— begin LISTED RECORDS —
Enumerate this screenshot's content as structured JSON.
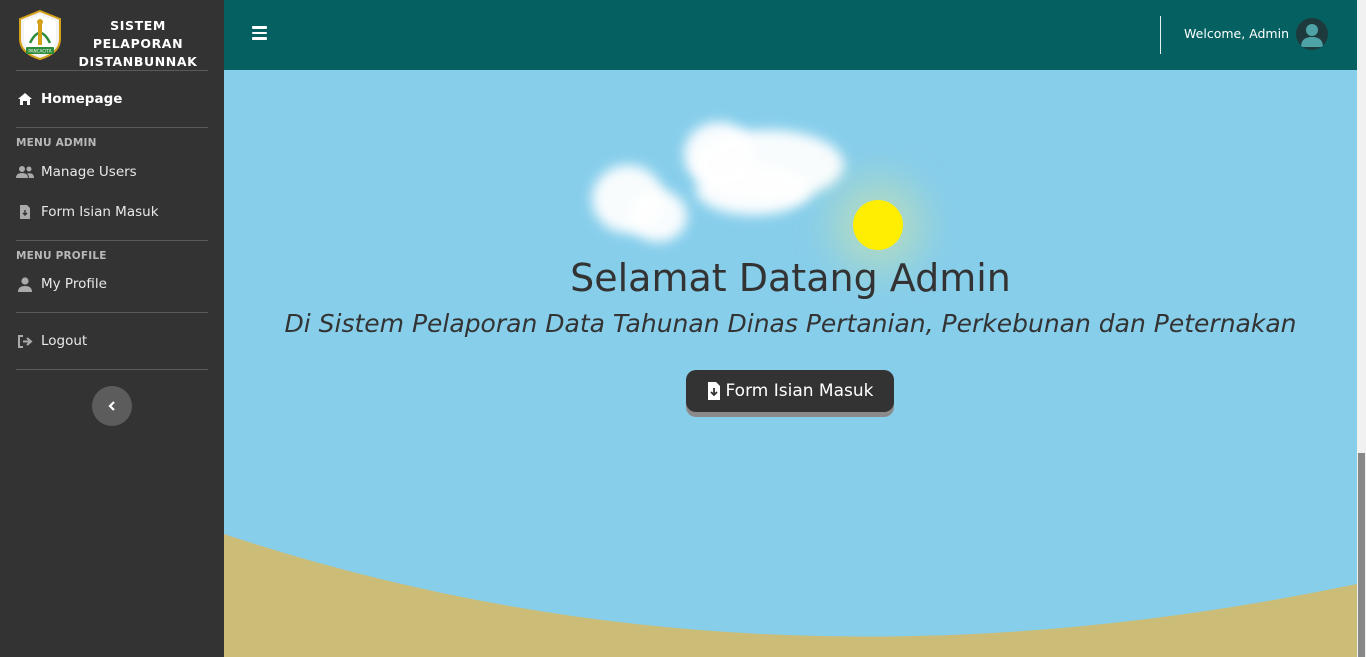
{
  "brand": {
    "line1": "SISTEM PELAPORAN",
    "line2": "DISTANBUNNAK",
    "logo_text": "PANCACITA"
  },
  "sidebar": {
    "homepage": "Homepage",
    "section_admin": "MENU ADMIN",
    "manage_users": "Manage Users",
    "form_isian": "Form Isian Masuk",
    "section_profile": "MENU PROFILE",
    "my_profile": "My Profile",
    "logout": "Logout",
    "icons": {
      "homepage": "home-icon",
      "manage_users": "users-icon",
      "form_isian": "file-download-icon",
      "my_profile": "user-icon",
      "logout": "sign-out-icon",
      "toggle": "chevron-left-icon"
    }
  },
  "topbar": {
    "welcome": "Welcome, Admin",
    "menu_icon": "bars-icon",
    "avatar_icon": "user-avatar-icon"
  },
  "hero": {
    "title": "Selamat Datang Admin",
    "subtitle": "Di Sistem Pelaporan Data Tahunan Dinas Pertanian, Perkebunan dan Peternakan",
    "button_label": "Form Isian Masuk"
  },
  "colors": {
    "sidebar_bg": "#333333",
    "topbar_bg": "#056161",
    "sky": "#87ceeb",
    "ground": "#cbbd77",
    "sun": "#ffee00",
    "button_bg": "#333333"
  }
}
— end LISTED RECORDS —
--- INSTRUCTIONS FOR THE TASK ---
Copy all the data exactly as written, but skip any picture.

--- FULL OUTPUT ---
Enumerate this screenshot's content as structured JSON.
{
  "brand": {
    "line1": "SISTEM PELAPORAN",
    "line2": "DISTANBUNNAK",
    "logo_text": "PANCACITA"
  },
  "sidebar": {
    "homepage": "Homepage",
    "section_admin": "MENU ADMIN",
    "manage_users": "Manage Users",
    "form_isian": "Form Isian Masuk",
    "section_profile": "MENU PROFILE",
    "my_profile": "My Profile",
    "logout": "Logout",
    "icons": {
      "homepage": "home-icon",
      "manage_users": "users-icon",
      "form_isian": "file-download-icon",
      "my_profile": "user-icon",
      "logout": "sign-out-icon",
      "toggle": "chevron-left-icon"
    }
  },
  "topbar": {
    "welcome": "Welcome, Admin",
    "menu_icon": "bars-icon",
    "avatar_icon": "user-avatar-icon"
  },
  "hero": {
    "title": "Selamat Datang Admin",
    "subtitle": "Di Sistem Pelaporan Data Tahunan Dinas Pertanian, Perkebunan dan Peternakan",
    "button_label": "Form Isian Masuk"
  },
  "colors": {
    "sidebar_bg": "#333333",
    "topbar_bg": "#056161",
    "sky": "#87ceeb",
    "ground": "#cbbd77",
    "sun": "#ffee00",
    "button_bg": "#333333"
  }
}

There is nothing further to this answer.